Exercise materials:
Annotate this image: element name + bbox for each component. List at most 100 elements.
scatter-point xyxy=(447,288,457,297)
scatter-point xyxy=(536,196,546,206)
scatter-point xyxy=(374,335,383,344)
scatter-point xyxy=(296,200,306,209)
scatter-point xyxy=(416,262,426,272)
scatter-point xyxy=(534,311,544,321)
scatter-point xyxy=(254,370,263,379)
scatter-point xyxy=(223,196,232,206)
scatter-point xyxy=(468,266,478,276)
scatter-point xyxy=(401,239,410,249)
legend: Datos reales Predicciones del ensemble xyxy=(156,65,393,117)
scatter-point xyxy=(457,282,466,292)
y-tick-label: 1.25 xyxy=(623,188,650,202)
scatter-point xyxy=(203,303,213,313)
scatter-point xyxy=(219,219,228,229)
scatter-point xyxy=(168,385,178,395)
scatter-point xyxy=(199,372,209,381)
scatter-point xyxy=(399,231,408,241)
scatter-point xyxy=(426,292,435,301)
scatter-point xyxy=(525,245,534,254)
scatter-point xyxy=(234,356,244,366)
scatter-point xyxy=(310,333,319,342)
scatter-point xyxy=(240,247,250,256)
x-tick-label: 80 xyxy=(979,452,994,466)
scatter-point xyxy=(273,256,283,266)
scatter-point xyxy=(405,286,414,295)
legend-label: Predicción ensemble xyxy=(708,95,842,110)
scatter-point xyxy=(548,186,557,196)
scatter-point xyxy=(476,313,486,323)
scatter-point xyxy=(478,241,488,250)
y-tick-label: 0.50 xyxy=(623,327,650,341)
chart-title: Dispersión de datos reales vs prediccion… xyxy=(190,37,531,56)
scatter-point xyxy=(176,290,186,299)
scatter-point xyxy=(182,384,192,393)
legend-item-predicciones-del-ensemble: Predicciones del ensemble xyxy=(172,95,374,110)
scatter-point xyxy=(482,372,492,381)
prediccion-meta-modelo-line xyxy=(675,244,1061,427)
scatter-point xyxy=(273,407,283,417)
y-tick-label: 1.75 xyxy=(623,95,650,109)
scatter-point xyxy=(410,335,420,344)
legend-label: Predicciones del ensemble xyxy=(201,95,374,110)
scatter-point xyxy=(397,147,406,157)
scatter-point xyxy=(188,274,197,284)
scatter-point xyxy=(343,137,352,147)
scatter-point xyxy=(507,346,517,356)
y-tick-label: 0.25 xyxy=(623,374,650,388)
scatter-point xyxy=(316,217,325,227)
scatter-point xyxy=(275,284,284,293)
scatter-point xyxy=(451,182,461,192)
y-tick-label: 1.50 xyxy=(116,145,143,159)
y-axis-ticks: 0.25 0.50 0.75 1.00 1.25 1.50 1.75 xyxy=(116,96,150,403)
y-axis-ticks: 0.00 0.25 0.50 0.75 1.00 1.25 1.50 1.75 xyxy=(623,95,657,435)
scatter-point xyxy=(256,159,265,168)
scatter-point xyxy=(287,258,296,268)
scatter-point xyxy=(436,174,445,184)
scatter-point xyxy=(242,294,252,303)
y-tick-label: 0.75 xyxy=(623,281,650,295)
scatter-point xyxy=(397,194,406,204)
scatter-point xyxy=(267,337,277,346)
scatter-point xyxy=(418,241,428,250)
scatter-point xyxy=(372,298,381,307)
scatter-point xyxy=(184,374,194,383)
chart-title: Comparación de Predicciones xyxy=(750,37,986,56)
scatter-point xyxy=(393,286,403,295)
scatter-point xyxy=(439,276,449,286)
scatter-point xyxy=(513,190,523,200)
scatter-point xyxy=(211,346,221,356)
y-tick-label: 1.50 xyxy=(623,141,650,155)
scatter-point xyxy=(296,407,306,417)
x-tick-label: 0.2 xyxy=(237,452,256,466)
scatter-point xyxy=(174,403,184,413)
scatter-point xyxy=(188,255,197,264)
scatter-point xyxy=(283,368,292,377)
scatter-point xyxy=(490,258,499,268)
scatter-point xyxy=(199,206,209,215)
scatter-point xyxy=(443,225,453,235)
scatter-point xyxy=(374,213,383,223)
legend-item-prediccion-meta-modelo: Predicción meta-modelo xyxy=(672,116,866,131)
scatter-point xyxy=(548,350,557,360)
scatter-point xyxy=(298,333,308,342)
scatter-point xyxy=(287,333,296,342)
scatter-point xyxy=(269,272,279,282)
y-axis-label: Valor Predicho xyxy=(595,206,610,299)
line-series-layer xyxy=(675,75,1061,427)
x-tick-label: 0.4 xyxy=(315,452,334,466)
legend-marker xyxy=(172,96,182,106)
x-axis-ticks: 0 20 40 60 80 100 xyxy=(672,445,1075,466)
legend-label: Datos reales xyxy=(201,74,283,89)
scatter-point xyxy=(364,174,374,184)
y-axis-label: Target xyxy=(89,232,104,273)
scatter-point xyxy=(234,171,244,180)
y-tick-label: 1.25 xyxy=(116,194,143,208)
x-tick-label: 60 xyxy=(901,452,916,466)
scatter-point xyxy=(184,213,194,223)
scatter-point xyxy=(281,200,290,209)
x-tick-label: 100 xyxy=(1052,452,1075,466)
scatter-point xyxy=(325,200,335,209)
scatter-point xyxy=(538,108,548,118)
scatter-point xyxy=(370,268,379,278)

Requirements: Please pull every line from the material above and reproduce each one verbatim.

Reply to the task:
Annotate this image: element name + bbox for each component. List at most 100 elements.
scatter-point xyxy=(447,288,457,297)
scatter-point xyxy=(536,196,546,206)
scatter-point xyxy=(374,335,383,344)
scatter-point xyxy=(296,200,306,209)
scatter-point xyxy=(416,262,426,272)
scatter-point xyxy=(534,311,544,321)
scatter-point xyxy=(254,370,263,379)
scatter-point xyxy=(223,196,232,206)
scatter-point xyxy=(468,266,478,276)
scatter-point xyxy=(401,239,410,249)
legend: Datos reales Predicciones del ensemble xyxy=(156,65,393,117)
scatter-point xyxy=(457,282,466,292)
y-tick-label: 1.25 xyxy=(623,188,650,202)
scatter-point xyxy=(203,303,213,313)
scatter-point xyxy=(219,219,228,229)
scatter-point xyxy=(168,385,178,395)
scatter-point xyxy=(199,372,209,381)
scatter-point xyxy=(399,231,408,241)
scatter-point xyxy=(426,292,435,301)
scatter-point xyxy=(525,245,534,254)
scatter-point xyxy=(234,356,244,366)
scatter-point xyxy=(310,333,319,342)
scatter-point xyxy=(240,247,250,256)
x-tick-label: 80 xyxy=(979,452,994,466)
scatter-point xyxy=(273,256,283,266)
scatter-point xyxy=(405,286,414,295)
legend-label: Predicción ensemble xyxy=(708,95,842,110)
scatter-point xyxy=(548,186,557,196)
scatter-point xyxy=(476,313,486,323)
scatter-point xyxy=(478,241,488,250)
y-tick-label: 0.50 xyxy=(623,327,650,341)
chart-title: Dispersión de datos reales vs prediccion… xyxy=(190,37,531,56)
scatter-point xyxy=(176,290,186,299)
scatter-point xyxy=(182,384,192,393)
legend-item-predicciones-del-ensemble: Predicciones del ensemble xyxy=(172,95,374,110)
scatter-point xyxy=(482,372,492,381)
prediccion-meta-modelo-line xyxy=(675,244,1061,427)
scatter-point xyxy=(273,407,283,417)
y-tick-label: 1.75 xyxy=(623,95,650,109)
scatter-point xyxy=(410,335,420,344)
legend-label: Predicciones del ensemble xyxy=(201,95,374,110)
scatter-point xyxy=(397,147,406,157)
scatter-point xyxy=(188,274,197,284)
scatter-point xyxy=(343,137,352,147)
scatter-point xyxy=(507,346,517,356)
y-tick-label: 0.25 xyxy=(623,374,650,388)
scatter-point xyxy=(316,217,325,227)
scatter-point xyxy=(275,284,284,293)
scatter-point xyxy=(451,182,461,192)
y-tick-label: 1.50 xyxy=(116,145,143,159)
y-axis-ticks: 0.25 0.50 0.75 1.00 1.25 1.50 1.75 xyxy=(116,96,150,403)
y-axis-ticks: 0.00 0.25 0.50 0.75 1.00 1.25 1.50 1.75 xyxy=(623,95,657,435)
scatter-point xyxy=(256,159,265,168)
scatter-point xyxy=(287,258,296,268)
scatter-point xyxy=(436,174,445,184)
scatter-point xyxy=(242,294,252,303)
y-tick-label: 0.75 xyxy=(623,281,650,295)
scatter-point xyxy=(397,194,406,204)
scatter-point xyxy=(267,337,277,346)
scatter-point xyxy=(418,241,428,250)
scatter-point xyxy=(372,298,381,307)
scatter-point xyxy=(184,374,194,383)
chart-title: Comparación de Predicciones xyxy=(750,37,986,56)
scatter-point xyxy=(393,286,403,295)
scatter-point xyxy=(439,276,449,286)
scatter-point xyxy=(513,190,523,200)
scatter-point xyxy=(211,346,221,356)
y-tick-label: 1.50 xyxy=(623,141,650,155)
scatter-point xyxy=(296,407,306,417)
x-tick-label: 0.2 xyxy=(237,452,256,466)
scatter-point xyxy=(174,403,184,413)
scatter-point xyxy=(188,255,197,264)
scatter-point xyxy=(283,368,292,377)
scatter-point xyxy=(490,258,499,268)
scatter-point xyxy=(199,206,209,215)
scatter-point xyxy=(443,225,453,235)
scatter-point xyxy=(374,213,383,223)
legend-item-prediccion-meta-modelo: Predicción meta-modelo xyxy=(672,116,866,131)
scatter-point xyxy=(548,350,557,360)
scatter-point xyxy=(298,333,308,342)
scatter-point xyxy=(287,333,296,342)
scatter-point xyxy=(269,272,279,282)
y-axis-label: Valor Predicho xyxy=(595,206,610,299)
line-series-layer xyxy=(675,75,1061,427)
x-tick-label: 0.4 xyxy=(315,452,334,466)
legend-marker xyxy=(172,96,182,106)
x-axis-ticks: 0 20 40 60 80 100 xyxy=(672,445,1075,466)
legend-label: Datos reales xyxy=(201,74,283,89)
scatter-point xyxy=(364,174,374,184)
y-axis-label: Target xyxy=(89,232,104,273)
scatter-point xyxy=(234,171,244,180)
y-tick-label: 1.25 xyxy=(116,194,143,208)
x-tick-label: 60 xyxy=(901,452,916,466)
scatter-point xyxy=(184,213,194,223)
scatter-point xyxy=(281,200,290,209)
x-tick-label: 100 xyxy=(1052,452,1075,466)
scatter-point xyxy=(325,200,335,209)
scatter-point xyxy=(538,108,548,118)
scatter-point xyxy=(370,268,379,278)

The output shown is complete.